Seek out every line containing the word "smoothed", and copy each.
──────── Material supplied
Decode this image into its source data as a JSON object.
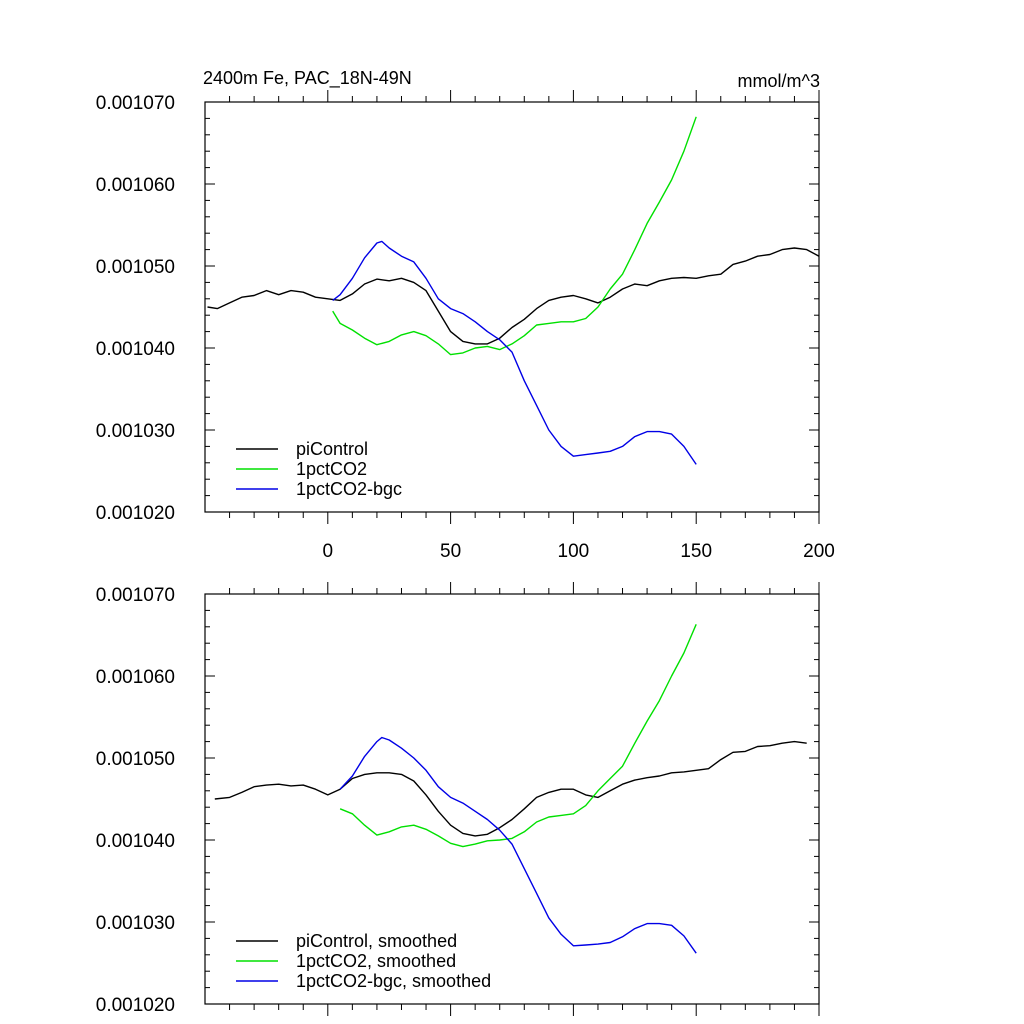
{
  "chart_data": [
    {
      "type": "line",
      "title": "2400m Fe, PAC_18N-49N",
      "units": "mmol/m^3",
      "xlim": [
        -50,
        200
      ],
      "ylim": [
        0.00102,
        0.00107
      ],
      "x_ticks": [
        0,
        50,
        100,
        150,
        200
      ],
      "x_tick_labels": [
        "0",
        "50",
        "100",
        "150",
        "200"
      ],
      "y_ticks": [
        0.00102,
        0.00103,
        0.00104,
        0.00105,
        0.00106,
        0.00107
      ],
      "y_tick_labels": [
        "0.001020",
        "0.001030",
        "0.001040",
        "0.001050",
        "0.001060",
        "0.001070"
      ],
      "legend_position": "bottom-left",
      "series": [
        {
          "name": "piControl",
          "color": "#000000",
          "x": [
            -49,
            -45,
            -40,
            -35,
            -30,
            -25,
            -20,
            -15,
            -10,
            -5,
            0,
            5,
            10,
            15,
            20,
            25,
            30,
            35,
            40,
            45,
            50,
            55,
            60,
            65,
            70,
            75,
            80,
            85,
            90,
            95,
            100,
            105,
            110,
            115,
            120,
            125,
            130,
            135,
            140,
            145,
            150,
            155,
            160,
            165,
            170,
            175,
            180,
            185,
            190,
            195,
            200
          ],
          "y": [
            0.001045,
            0.0010448,
            0.0010455,
            0.0010462,
            0.0010464,
            0.001047,
            0.0010465,
            0.001047,
            0.0010468,
            0.0010462,
            0.001046,
            0.0010458,
            0.0010466,
            0.0010478,
            0.0010484,
            0.0010482,
            0.0010485,
            0.001048,
            0.001047,
            0.0010445,
            0.001042,
            0.0010408,
            0.0010405,
            0.0010405,
            0.0010412,
            0.0010425,
            0.0010435,
            0.0010448,
            0.0010458,
            0.0010462,
            0.0010464,
            0.001046,
            0.0010455,
            0.0010462,
            0.0010472,
            0.0010478,
            0.0010476,
            0.0010482,
            0.0010485,
            0.0010486,
            0.0010485,
            0.0010488,
            0.001049,
            0.0010502,
            0.0010506,
            0.0010512,
            0.0010514,
            0.001052,
            0.0010522,
            0.001052,
            0.0010512
          ]
        },
        {
          "name": "1pctCO2",
          "color": "#00e000",
          "x": [
            2,
            5,
            10,
            15,
            20,
            25,
            30,
            35,
            40,
            45,
            50,
            55,
            60,
            65,
            70,
            75,
            80,
            85,
            90,
            95,
            100,
            105,
            110,
            115,
            120,
            125,
            130,
            135,
            140,
            145,
            150
          ],
          "y": [
            0.0010445,
            0.001043,
            0.0010422,
            0.0010412,
            0.0010404,
            0.0010408,
            0.0010416,
            0.001042,
            0.0010415,
            0.0010405,
            0.0010392,
            0.0010394,
            0.00104,
            0.0010402,
            0.0010398,
            0.0010405,
            0.0010415,
            0.0010428,
            0.001043,
            0.0010432,
            0.0010432,
            0.0010436,
            0.001045,
            0.0010472,
            0.001049,
            0.001052,
            0.0010552,
            0.0010578,
            0.0010605,
            0.001064,
            0.0010682
          ]
        },
        {
          "name": "1pctCO2-bgc",
          "color": "#0000e6",
          "x": [
            2,
            5,
            10,
            15,
            20,
            22,
            25,
            30,
            35,
            40,
            45,
            50,
            55,
            60,
            65,
            70,
            75,
            80,
            85,
            90,
            95,
            100,
            105,
            110,
            115,
            120,
            125,
            130,
            135,
            140,
            145,
            150
          ],
          "y": [
            0.0010458,
            0.0010465,
            0.0010485,
            0.001051,
            0.0010528,
            0.001053,
            0.0010522,
            0.0010512,
            0.0010505,
            0.0010485,
            0.001046,
            0.0010448,
            0.0010442,
            0.0010432,
            0.001042,
            0.001041,
            0.0010395,
            0.001036,
            0.001033,
            0.00103,
            0.001028,
            0.0010268,
            0.001027,
            0.0010272,
            0.0010274,
            0.001028,
            0.0010292,
            0.0010298,
            0.0010298,
            0.0010295,
            0.001028,
            0.0010258
          ]
        }
      ]
    },
    {
      "type": "line",
      "xlim": [
        -50,
        200
      ],
      "ylim": [
        0.00102,
        0.00107
      ],
      "x_ticks": [
        0,
        50,
        100,
        150,
        200
      ],
      "y_ticks": [
        0.00102,
        0.00103,
        0.00104,
        0.00105,
        0.00106,
        0.00107
      ],
      "y_tick_labels": [
        "0.001020",
        "0.001030",
        "0.001040",
        "0.001050",
        "0.001060",
        "0.001070"
      ],
      "legend_position": "bottom-left",
      "series": [
        {
          "name": "piControl, smoothed",
          "color": "#000000",
          "x": [
            -46,
            -40,
            -35,
            -30,
            -25,
            -20,
            -15,
            -10,
            -5,
            0,
            5,
            10,
            15,
            20,
            25,
            30,
            35,
            40,
            45,
            50,
            55,
            60,
            65,
            70,
            75,
            80,
            85,
            90,
            95,
            100,
            105,
            110,
            115,
            120,
            125,
            130,
            135,
            140,
            145,
            150,
            155,
            160,
            165,
            170,
            175,
            180,
            185,
            190,
            195
          ],
          "y": [
            0.001045,
            0.0010452,
            0.0010458,
            0.0010465,
            0.0010467,
            0.0010468,
            0.0010466,
            0.0010467,
            0.0010462,
            0.0010455,
            0.0010462,
            0.0010475,
            0.001048,
            0.0010482,
            0.0010482,
            0.001048,
            0.0010472,
            0.0010455,
            0.0010435,
            0.0010418,
            0.0010408,
            0.0010405,
            0.0010407,
            0.0010415,
            0.0010425,
            0.0010438,
            0.0010452,
            0.0010458,
            0.0010462,
            0.0010462,
            0.0010455,
            0.0010452,
            0.001046,
            0.0010468,
            0.0010473,
            0.0010476,
            0.0010478,
            0.0010482,
            0.0010483,
            0.0010485,
            0.0010487,
            0.0010498,
            0.0010507,
            0.0010508,
            0.0010514,
            0.0010515,
            0.0010518,
            0.001052,
            0.0010518
          ]
        },
        {
          "name": "1pctCO2, smoothed",
          "color": "#00e000",
          "x": [
            5,
            10,
            15,
            20,
            25,
            30,
            35,
            40,
            45,
            50,
            55,
            60,
            65,
            70,
            75,
            80,
            85,
            90,
            95,
            100,
            105,
            110,
            115,
            120,
            125,
            130,
            135,
            140,
            145,
            150
          ],
          "y": [
            0.0010438,
            0.0010432,
            0.0010418,
            0.0010406,
            0.001041,
            0.0010416,
            0.0010418,
            0.0010413,
            0.0010405,
            0.0010396,
            0.0010392,
            0.0010395,
            0.0010399,
            0.00104,
            0.0010402,
            0.001041,
            0.0010422,
            0.0010428,
            0.001043,
            0.0010432,
            0.0010442,
            0.001046,
            0.0010475,
            0.001049,
            0.0010518,
            0.0010545,
            0.001057,
            0.00106,
            0.0010628,
            0.0010663
          ]
        },
        {
          "name": "1pctCO2-bgc, smoothed",
          "color": "#0000e6",
          "x": [
            5,
            10,
            15,
            20,
            22,
            25,
            30,
            35,
            40,
            45,
            50,
            55,
            60,
            65,
            70,
            75,
            80,
            85,
            90,
            95,
            100,
            105,
            110,
            115,
            120,
            125,
            130,
            135,
            140,
            145,
            150
          ],
          "y": [
            0.0010462,
            0.0010478,
            0.0010502,
            0.001052,
            0.0010525,
            0.0010522,
            0.0010512,
            0.00105,
            0.0010485,
            0.0010465,
            0.0010452,
            0.0010445,
            0.0010435,
            0.0010425,
            0.0010412,
            0.0010395,
            0.0010365,
            0.0010335,
            0.0010305,
            0.0010285,
            0.0010271,
            0.0010272,
            0.0010273,
            0.0010275,
            0.0010282,
            0.0010292,
            0.0010298,
            0.0010298,
            0.0010296,
            0.0010283,
            0.0010262
          ]
        }
      ]
    }
  ]
}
────────────────
Worked solution:
          "name": "piControl, smoothed",
          "name": "1pctCO2, smoothed",
          "name": "1pctCO2-bgc, smoothed",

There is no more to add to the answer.